[begin Material for this exercise]

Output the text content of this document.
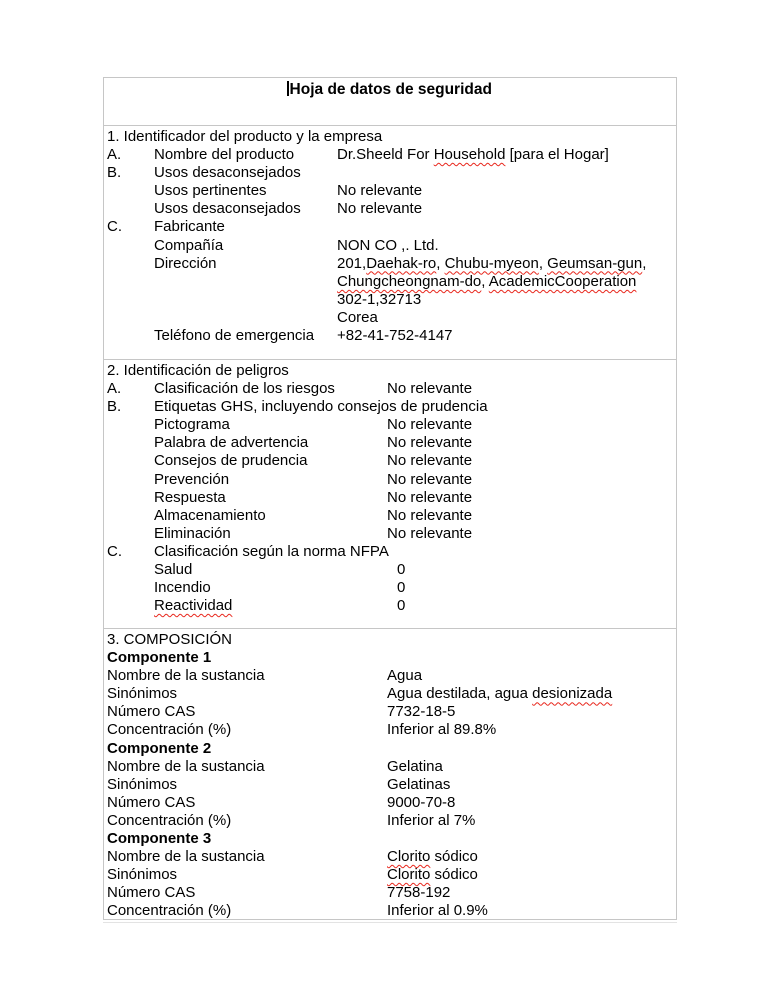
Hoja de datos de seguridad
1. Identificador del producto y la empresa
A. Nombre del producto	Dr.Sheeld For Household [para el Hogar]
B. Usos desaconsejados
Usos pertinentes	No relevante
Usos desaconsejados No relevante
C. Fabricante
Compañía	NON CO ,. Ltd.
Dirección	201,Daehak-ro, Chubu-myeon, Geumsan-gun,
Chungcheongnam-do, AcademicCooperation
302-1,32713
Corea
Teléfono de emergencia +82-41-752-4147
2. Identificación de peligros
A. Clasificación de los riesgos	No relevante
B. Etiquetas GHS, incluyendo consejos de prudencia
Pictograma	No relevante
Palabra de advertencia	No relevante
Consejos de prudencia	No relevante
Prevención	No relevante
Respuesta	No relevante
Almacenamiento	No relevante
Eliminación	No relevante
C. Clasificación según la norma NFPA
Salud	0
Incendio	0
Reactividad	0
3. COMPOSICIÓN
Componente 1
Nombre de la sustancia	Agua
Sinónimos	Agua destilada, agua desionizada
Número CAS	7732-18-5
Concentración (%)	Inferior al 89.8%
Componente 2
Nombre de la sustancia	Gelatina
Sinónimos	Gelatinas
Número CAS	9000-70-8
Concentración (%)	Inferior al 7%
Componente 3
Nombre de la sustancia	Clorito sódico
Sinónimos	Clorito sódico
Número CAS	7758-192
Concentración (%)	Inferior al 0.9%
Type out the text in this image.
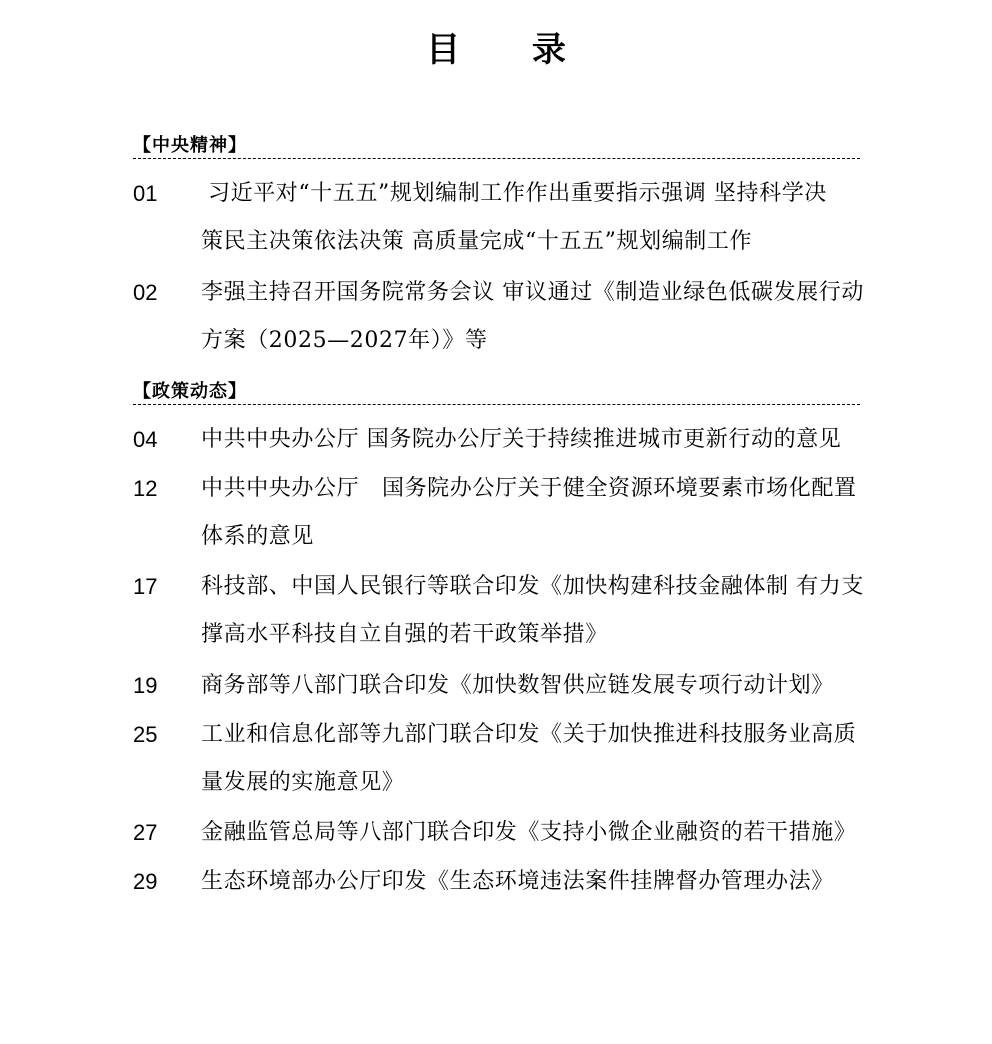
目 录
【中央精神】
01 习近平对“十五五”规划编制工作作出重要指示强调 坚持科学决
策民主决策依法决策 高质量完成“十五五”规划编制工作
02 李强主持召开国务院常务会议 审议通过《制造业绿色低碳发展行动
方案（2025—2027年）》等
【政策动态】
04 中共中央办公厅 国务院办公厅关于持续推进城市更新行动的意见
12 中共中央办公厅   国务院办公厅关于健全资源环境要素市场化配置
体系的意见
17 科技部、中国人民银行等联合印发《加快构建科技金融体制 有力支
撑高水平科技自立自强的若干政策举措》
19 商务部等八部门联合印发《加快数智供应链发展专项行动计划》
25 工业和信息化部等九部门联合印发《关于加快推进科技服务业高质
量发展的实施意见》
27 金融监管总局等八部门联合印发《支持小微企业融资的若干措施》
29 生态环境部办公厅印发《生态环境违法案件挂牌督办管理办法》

[end Material for this exercise]

Task goal: Check each line of the records for the word "Número", and show the lines that contain it.

Result of this task:
Número CAS	7732-18-5
Número CAS	9000-70-8
Número CAS	7758-192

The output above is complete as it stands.